▶ [Instructions for the task]:
Which of the lines in the data mention the string "JSON"? List them all.

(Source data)
§

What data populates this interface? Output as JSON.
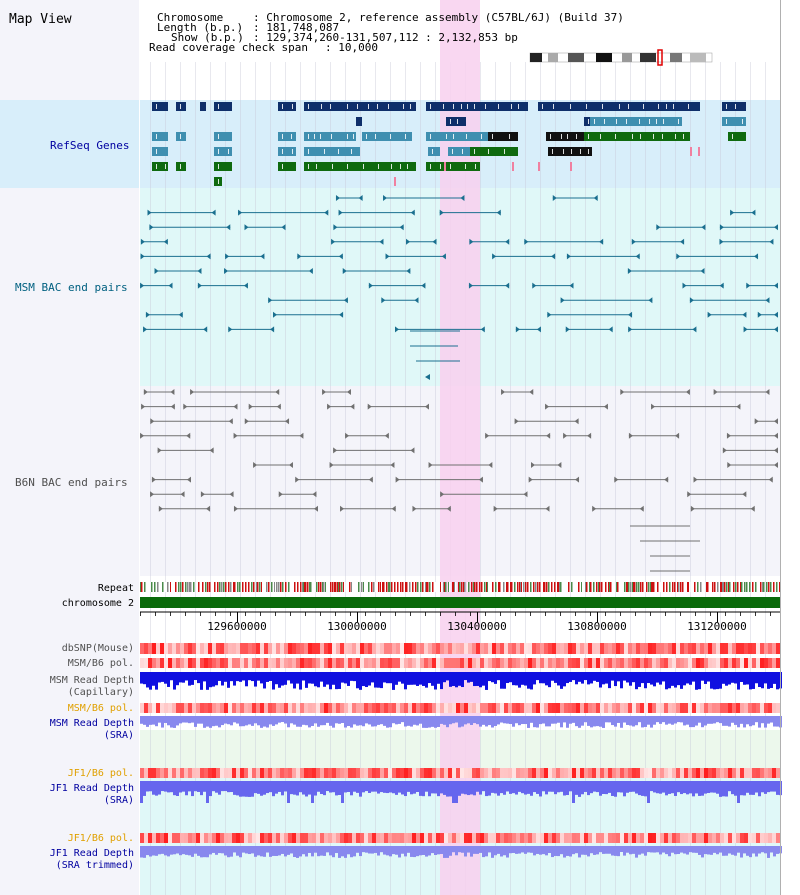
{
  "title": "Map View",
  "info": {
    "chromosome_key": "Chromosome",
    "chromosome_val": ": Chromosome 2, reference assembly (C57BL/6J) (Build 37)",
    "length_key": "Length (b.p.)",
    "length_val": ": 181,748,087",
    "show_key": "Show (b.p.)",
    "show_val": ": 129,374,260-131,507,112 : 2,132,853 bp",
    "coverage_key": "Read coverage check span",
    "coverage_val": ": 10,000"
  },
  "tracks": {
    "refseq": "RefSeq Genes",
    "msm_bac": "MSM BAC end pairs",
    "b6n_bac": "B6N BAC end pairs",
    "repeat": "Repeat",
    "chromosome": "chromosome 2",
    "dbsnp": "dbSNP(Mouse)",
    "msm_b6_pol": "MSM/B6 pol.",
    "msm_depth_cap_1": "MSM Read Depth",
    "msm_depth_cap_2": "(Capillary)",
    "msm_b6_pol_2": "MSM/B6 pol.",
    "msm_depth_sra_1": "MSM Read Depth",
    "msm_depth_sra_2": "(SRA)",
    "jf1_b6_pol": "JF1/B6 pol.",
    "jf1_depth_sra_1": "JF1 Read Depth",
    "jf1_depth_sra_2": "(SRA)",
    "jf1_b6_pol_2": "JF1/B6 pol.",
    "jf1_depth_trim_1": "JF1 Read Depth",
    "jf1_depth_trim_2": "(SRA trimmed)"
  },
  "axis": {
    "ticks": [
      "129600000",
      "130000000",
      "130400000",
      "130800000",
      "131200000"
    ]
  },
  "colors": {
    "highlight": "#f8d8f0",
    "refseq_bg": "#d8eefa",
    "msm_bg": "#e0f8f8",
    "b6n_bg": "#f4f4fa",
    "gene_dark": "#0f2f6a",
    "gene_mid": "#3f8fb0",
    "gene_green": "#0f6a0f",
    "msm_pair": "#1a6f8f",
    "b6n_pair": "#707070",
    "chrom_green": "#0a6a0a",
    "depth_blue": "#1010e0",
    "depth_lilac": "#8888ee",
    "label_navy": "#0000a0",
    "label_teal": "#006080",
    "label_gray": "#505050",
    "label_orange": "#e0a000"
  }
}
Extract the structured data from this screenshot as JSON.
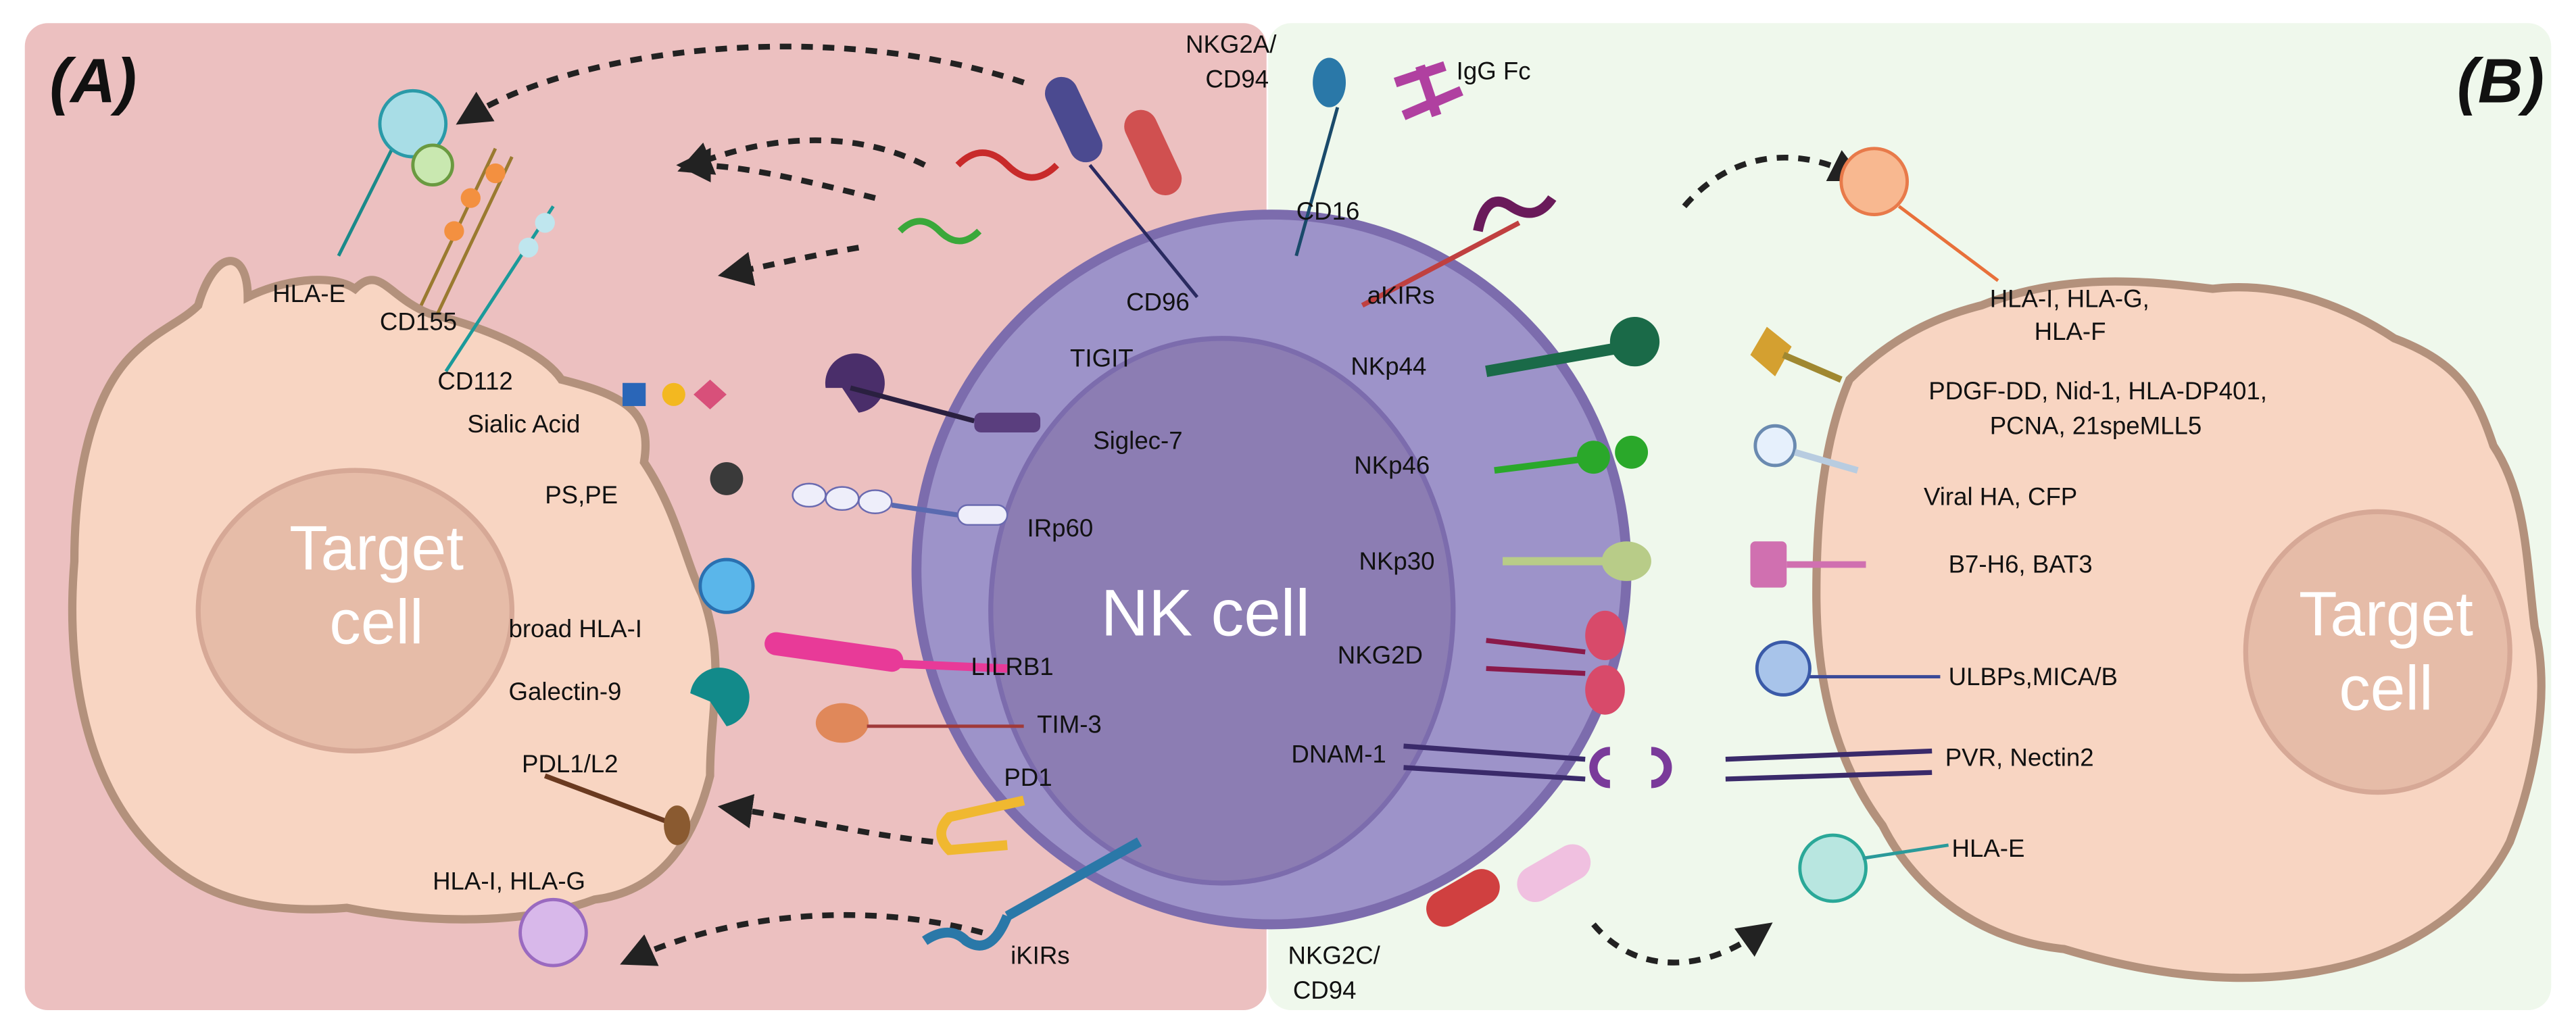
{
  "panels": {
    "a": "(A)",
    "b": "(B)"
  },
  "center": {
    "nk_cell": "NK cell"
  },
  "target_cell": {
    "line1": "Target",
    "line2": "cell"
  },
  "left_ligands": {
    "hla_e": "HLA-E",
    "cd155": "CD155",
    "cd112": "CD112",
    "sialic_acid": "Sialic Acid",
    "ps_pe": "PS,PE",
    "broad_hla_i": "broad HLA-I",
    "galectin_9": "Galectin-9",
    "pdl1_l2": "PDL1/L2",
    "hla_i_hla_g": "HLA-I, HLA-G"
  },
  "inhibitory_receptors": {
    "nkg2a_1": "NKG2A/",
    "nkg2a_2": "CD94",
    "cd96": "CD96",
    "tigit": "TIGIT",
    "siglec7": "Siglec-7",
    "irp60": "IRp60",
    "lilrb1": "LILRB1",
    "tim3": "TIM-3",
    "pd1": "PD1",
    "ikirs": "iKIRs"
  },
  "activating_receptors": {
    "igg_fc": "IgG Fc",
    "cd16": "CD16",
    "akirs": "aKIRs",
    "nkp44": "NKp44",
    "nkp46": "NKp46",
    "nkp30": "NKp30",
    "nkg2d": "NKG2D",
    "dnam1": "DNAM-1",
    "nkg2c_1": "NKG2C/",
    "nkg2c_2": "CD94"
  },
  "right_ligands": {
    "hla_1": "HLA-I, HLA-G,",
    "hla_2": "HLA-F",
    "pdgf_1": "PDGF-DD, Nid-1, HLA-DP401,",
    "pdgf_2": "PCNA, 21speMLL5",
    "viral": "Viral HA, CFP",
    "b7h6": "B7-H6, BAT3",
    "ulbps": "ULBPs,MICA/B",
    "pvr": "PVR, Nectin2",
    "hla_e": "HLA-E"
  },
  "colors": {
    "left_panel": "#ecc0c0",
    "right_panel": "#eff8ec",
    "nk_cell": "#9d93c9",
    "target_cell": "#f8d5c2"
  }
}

§

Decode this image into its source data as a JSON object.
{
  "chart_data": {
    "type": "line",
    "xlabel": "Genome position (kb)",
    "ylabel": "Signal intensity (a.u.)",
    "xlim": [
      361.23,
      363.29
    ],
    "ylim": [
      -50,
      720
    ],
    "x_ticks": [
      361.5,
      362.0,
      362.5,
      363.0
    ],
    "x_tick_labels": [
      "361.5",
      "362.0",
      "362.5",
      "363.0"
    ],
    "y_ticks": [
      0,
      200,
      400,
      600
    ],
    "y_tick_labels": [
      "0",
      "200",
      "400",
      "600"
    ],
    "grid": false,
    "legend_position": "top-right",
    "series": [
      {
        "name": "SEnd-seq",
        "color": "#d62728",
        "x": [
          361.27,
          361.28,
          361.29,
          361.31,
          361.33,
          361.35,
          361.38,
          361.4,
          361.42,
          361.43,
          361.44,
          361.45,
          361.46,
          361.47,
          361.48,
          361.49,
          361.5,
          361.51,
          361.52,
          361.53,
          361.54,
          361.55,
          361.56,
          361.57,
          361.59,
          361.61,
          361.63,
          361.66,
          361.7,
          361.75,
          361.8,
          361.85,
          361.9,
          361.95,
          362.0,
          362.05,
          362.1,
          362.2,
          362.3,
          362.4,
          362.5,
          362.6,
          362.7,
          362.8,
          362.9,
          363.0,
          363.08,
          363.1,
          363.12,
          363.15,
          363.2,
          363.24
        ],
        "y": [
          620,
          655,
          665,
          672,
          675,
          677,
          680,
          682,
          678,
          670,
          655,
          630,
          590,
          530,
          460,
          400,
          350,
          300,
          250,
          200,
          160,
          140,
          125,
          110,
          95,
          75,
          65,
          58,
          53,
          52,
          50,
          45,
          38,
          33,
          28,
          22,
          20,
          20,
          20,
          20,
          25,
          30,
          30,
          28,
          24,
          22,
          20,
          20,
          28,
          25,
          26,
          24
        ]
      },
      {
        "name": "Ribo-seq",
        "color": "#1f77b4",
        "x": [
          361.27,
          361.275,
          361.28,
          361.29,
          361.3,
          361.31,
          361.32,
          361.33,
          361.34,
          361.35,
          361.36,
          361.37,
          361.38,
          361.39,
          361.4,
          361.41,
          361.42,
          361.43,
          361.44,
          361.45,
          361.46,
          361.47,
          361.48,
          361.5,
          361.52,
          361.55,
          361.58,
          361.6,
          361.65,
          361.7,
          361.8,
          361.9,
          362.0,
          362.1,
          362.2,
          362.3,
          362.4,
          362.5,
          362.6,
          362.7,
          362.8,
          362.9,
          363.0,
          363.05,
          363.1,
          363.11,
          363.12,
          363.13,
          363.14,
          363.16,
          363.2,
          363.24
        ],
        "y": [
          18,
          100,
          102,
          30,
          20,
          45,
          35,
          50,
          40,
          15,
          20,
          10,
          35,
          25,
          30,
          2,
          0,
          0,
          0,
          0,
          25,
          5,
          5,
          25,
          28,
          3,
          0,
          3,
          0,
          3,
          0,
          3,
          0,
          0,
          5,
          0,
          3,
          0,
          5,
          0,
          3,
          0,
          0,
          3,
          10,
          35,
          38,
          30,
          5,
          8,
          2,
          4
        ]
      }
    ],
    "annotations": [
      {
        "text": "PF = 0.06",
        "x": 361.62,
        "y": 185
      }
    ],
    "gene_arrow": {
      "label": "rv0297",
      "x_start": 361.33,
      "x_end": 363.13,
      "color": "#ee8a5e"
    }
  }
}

§

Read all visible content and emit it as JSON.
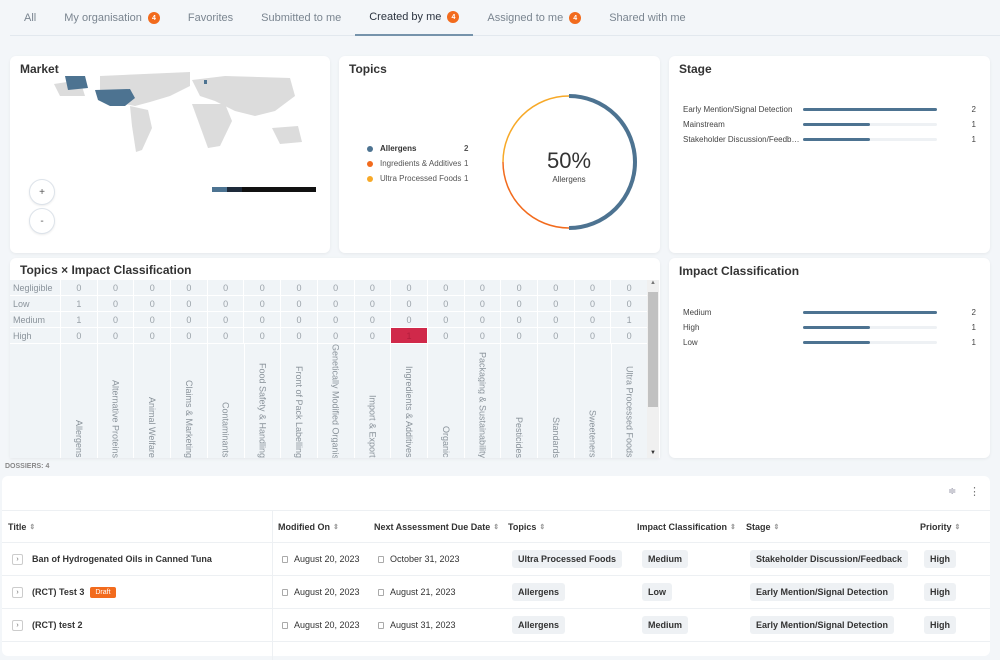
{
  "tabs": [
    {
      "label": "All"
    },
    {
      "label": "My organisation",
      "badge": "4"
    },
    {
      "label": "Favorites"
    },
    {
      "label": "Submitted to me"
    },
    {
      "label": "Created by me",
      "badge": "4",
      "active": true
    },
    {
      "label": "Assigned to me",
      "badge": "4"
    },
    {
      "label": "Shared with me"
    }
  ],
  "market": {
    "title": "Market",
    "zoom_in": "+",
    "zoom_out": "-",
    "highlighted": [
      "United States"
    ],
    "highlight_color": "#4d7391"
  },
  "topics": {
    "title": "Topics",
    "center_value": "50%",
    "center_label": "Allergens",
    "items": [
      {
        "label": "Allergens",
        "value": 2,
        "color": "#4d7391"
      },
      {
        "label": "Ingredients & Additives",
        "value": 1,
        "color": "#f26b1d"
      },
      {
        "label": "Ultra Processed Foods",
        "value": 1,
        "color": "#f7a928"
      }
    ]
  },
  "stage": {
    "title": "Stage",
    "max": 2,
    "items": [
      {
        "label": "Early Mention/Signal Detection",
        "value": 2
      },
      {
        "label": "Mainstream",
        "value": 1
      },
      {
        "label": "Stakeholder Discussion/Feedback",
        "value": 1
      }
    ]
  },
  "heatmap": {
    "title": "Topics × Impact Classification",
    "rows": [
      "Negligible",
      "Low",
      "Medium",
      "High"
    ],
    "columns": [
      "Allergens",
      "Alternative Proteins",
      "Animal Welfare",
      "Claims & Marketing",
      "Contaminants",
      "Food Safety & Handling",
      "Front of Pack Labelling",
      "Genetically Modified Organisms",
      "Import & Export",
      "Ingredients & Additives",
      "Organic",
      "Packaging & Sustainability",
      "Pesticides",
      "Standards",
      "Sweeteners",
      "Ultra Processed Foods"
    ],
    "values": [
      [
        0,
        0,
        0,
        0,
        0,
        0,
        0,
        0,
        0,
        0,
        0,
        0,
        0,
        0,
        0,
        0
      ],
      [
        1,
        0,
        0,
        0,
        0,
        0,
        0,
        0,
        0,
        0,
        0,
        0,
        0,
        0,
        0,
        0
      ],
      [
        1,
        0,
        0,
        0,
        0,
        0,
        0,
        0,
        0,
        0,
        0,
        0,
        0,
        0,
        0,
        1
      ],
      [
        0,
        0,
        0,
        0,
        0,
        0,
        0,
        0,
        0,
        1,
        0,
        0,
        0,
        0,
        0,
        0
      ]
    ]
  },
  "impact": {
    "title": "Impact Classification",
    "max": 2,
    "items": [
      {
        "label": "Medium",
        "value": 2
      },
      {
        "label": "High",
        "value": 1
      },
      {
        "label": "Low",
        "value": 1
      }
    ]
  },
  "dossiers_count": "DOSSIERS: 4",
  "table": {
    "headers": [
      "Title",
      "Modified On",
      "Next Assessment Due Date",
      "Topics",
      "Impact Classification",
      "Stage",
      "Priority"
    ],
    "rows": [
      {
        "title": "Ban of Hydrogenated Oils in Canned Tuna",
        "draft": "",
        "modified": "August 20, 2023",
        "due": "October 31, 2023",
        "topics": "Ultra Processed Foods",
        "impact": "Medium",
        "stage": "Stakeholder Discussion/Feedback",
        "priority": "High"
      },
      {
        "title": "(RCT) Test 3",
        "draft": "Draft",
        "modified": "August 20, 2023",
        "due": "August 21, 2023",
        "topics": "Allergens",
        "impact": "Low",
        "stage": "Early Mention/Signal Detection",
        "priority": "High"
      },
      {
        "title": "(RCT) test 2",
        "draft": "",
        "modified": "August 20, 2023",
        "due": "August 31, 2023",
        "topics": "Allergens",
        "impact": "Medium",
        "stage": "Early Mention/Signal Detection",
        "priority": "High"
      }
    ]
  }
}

§

▶ [Solution]:
What data populates this interface? Output as JSON.
Extract the structured data from this screenshot as JSON.
Decode this image into its source data as a JSON object.
Read all visible content and emit it as JSON.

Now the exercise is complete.